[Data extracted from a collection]

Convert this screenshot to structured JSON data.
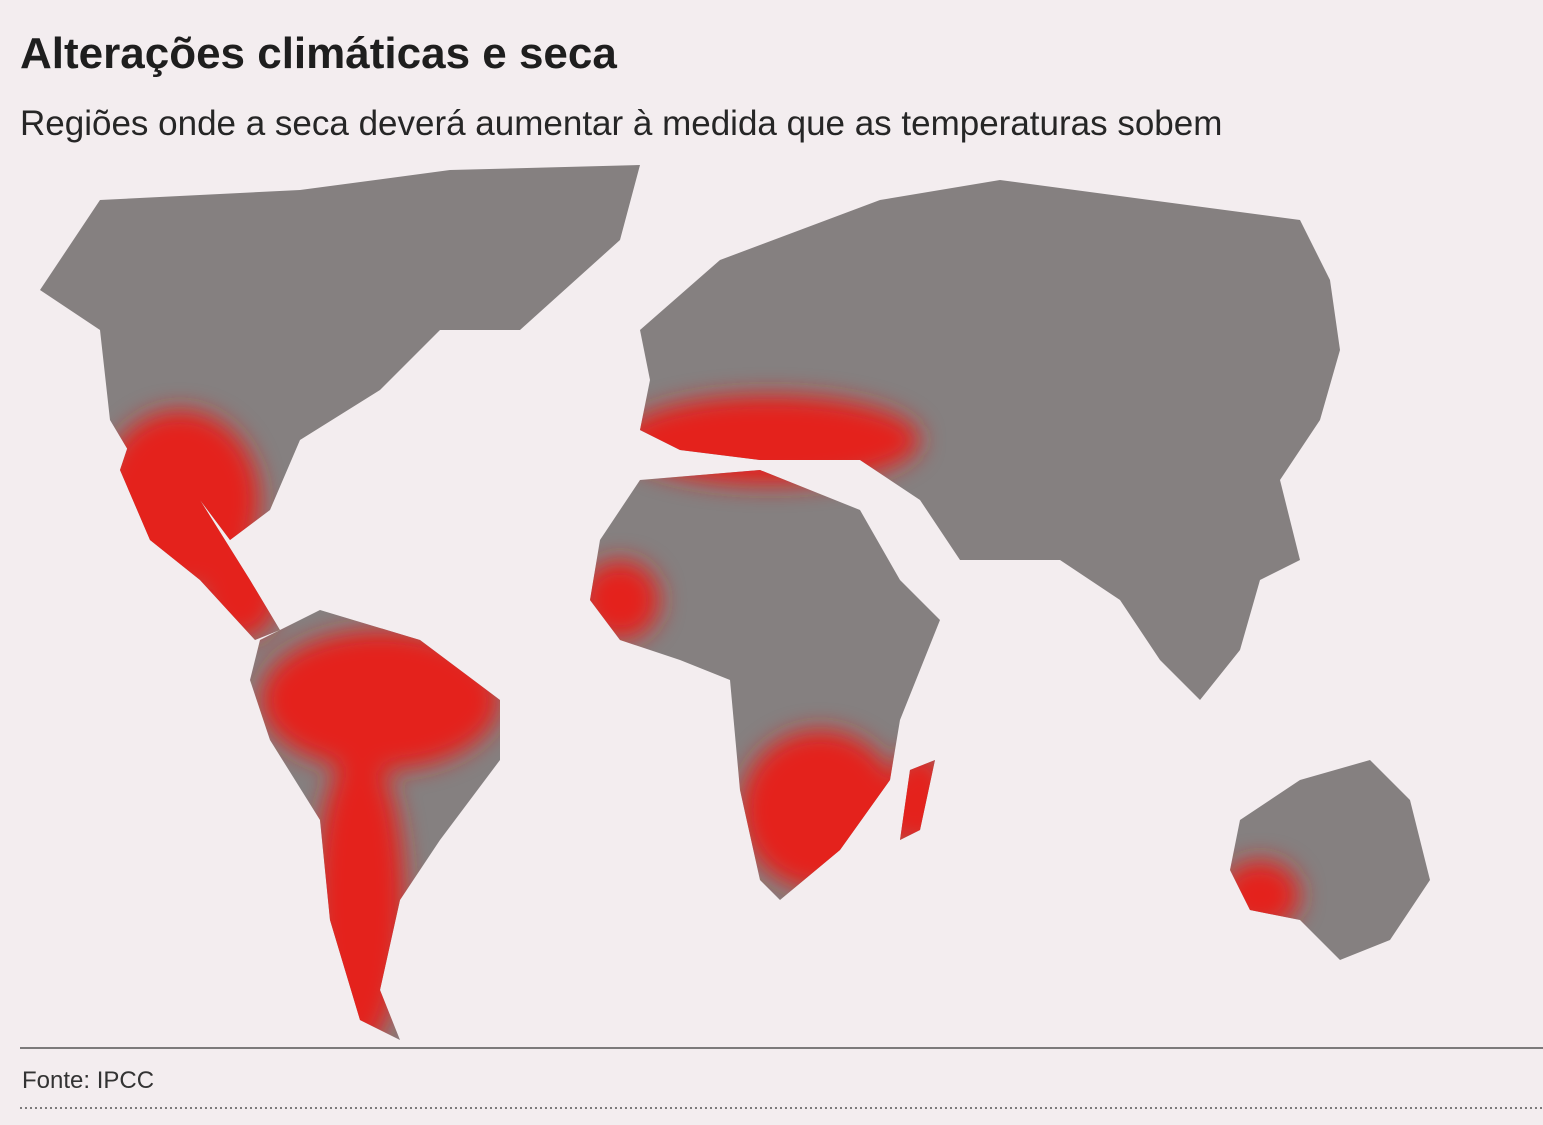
{
  "title": "Alterações climáticas e seca",
  "subtitle": "Regiões onde a seca deverá aumentar à medida que as temperaturas sobem",
  "source": "Fonte: IPCC"
}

AIM:
Print all the records again exactly; do not include any picture.

TASK RESULT:
Convert this screenshot to structured JSON data.
{
  "title": "Alterações climáticas e seca",
  "subtitle": "Regiões onde a seca deverá aumentar à medida que as temperaturas sobem",
  "source": "Fonte: IPCC"
}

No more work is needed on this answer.